## Work instructions:
Your task is to gather the lines below that hold the string "墨水瓶事件".

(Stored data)

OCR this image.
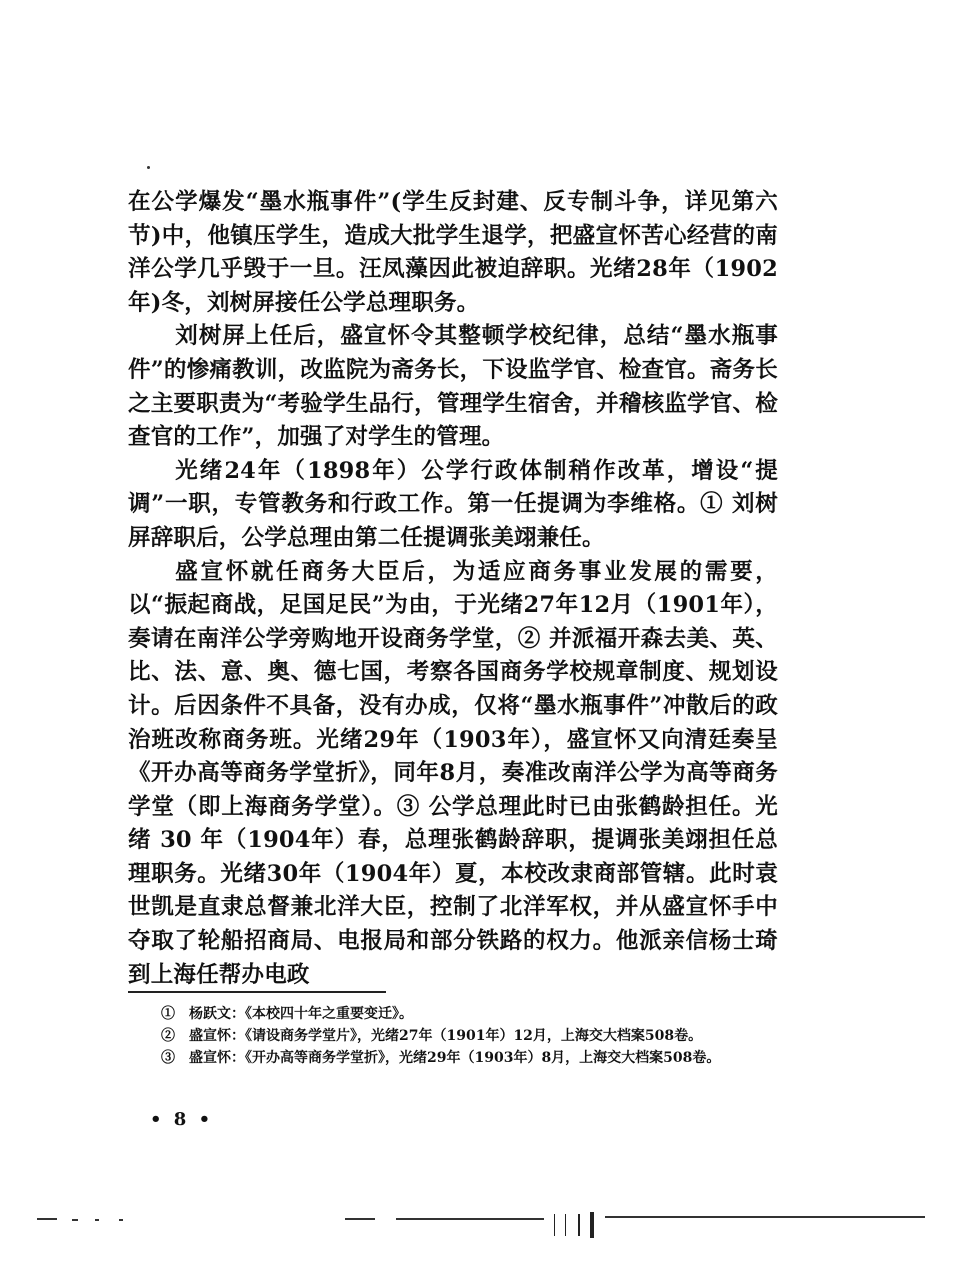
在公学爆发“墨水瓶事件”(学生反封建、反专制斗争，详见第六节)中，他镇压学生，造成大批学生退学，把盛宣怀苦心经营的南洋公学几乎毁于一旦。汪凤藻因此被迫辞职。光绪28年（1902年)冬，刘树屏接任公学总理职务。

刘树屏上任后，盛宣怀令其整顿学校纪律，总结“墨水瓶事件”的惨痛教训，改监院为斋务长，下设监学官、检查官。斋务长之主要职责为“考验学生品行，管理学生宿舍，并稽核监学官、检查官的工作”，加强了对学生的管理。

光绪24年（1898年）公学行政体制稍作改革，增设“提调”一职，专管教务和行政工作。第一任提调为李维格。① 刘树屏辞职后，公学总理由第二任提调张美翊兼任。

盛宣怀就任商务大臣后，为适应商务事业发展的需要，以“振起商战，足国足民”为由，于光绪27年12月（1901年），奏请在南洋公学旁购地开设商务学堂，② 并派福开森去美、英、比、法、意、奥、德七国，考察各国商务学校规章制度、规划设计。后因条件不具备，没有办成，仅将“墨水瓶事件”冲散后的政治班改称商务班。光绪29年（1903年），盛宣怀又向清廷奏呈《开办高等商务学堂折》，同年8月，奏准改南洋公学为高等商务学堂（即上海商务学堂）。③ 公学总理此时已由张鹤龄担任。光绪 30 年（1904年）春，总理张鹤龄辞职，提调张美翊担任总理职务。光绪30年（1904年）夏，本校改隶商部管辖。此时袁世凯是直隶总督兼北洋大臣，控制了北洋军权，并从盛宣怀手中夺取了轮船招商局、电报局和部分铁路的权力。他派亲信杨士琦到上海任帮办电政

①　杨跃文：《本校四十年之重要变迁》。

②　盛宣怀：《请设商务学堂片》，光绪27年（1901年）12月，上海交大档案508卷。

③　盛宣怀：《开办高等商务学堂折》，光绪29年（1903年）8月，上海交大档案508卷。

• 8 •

...

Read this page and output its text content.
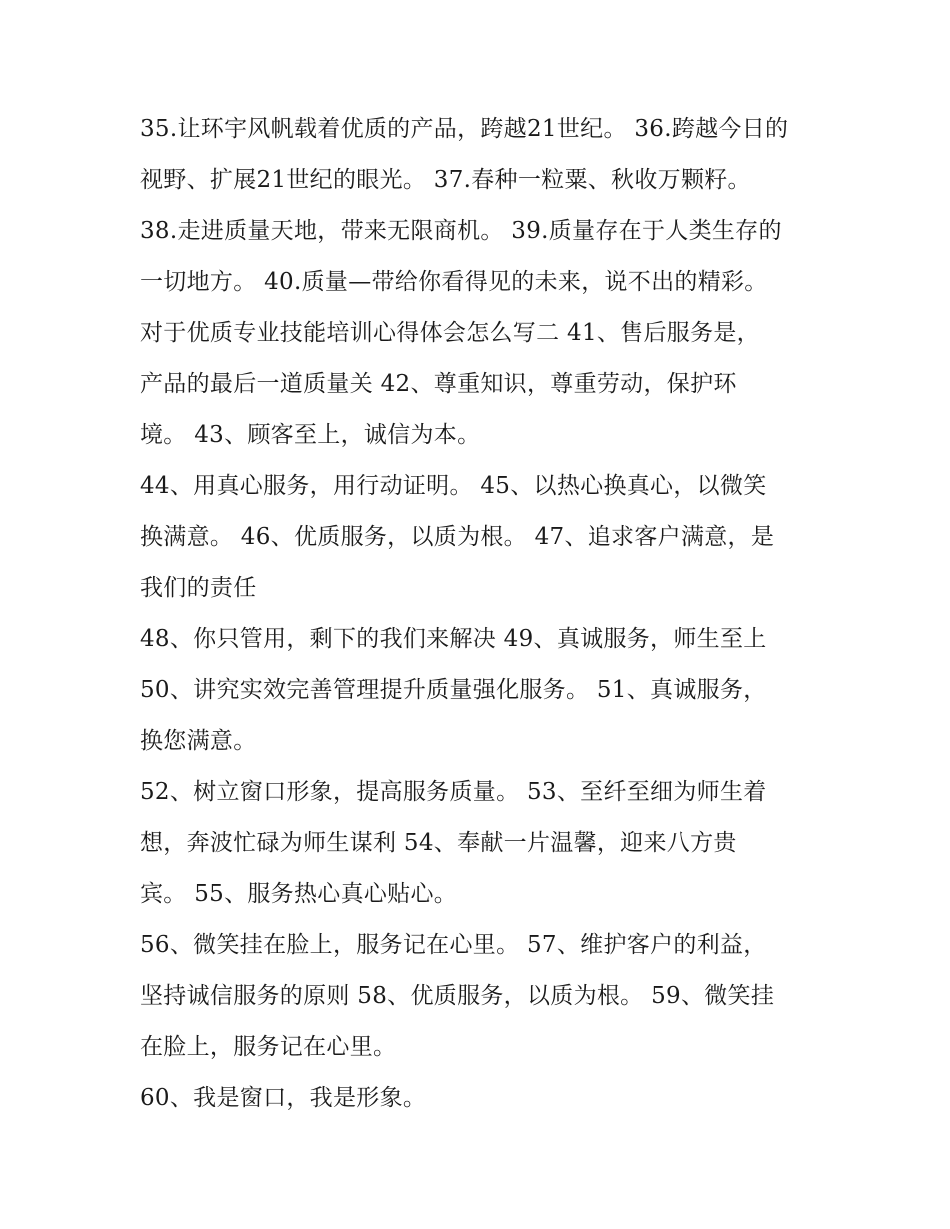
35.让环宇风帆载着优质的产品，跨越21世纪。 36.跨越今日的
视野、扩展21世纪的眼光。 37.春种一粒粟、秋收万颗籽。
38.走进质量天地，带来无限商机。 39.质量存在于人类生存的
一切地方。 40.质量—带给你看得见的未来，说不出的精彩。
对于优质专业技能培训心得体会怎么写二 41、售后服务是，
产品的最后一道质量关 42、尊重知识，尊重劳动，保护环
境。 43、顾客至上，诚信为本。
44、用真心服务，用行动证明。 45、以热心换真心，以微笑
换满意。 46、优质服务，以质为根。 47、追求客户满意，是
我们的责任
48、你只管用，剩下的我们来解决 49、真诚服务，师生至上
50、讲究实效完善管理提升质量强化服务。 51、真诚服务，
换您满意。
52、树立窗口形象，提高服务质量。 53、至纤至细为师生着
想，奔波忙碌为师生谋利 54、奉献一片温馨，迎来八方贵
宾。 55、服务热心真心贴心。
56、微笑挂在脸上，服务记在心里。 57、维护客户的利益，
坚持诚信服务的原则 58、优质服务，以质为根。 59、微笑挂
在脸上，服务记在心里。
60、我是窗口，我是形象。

## Exercise result:
在公学爆发“墨水瓶事件”(学生反封建、反专制斗争，详见第六节)中，他镇压学生，造成大批学生退学，把盛宣怀苦心经营的南洋公学几乎毁于一旦。汪凤藻因此被迫辞职。光绪28年（1902年)冬，刘树屏接任公学总理职务。
刘树屏上任后，盛宣怀令其整顿学校纪律，总结“墨水瓶事件”的惨痛教训，改监院为斋务长，下设监学官、检查官。斋务长之主要职责为“考验学生品行，管理学生宿舍，并稽核监学官、检查官的工作”，加强了对学生的管理。
盛宣怀就任商务大臣后，为适应商务事业发展的需要，以“振起商战，足国足民”为由，于光绪27年12月（1901年），奏请在南洋公学旁购地开设商务学堂，② 并派福开森去美、英、比、法、意、奥、德七国，考察各国商务学校规章制度、规划设计。后因条件不具备，没有办成，仅将“墨水瓶事件”冲散后的政治班改称商务班。光绪29年（1903年），盛宣怀又向清廷奏呈《开办高等商务学堂折》，同年8月，奏准改南洋公学为高等商务学堂（即上海商务学堂）。③ 公学总理此时已由张鹤龄担任。光绪 30 年（1904年）春，总理张鹤龄辞职，提调张美翊担任总理职务。光绪30年（1904年）夏，本校改隶商部管辖。此时袁世凯是直隶总督兼北洋大臣，控制了北洋军权，并从盛宣怀手中夺取了轮船招商局、电报局和部分铁路的权力。他派亲信杨士琦到上海任帮办电政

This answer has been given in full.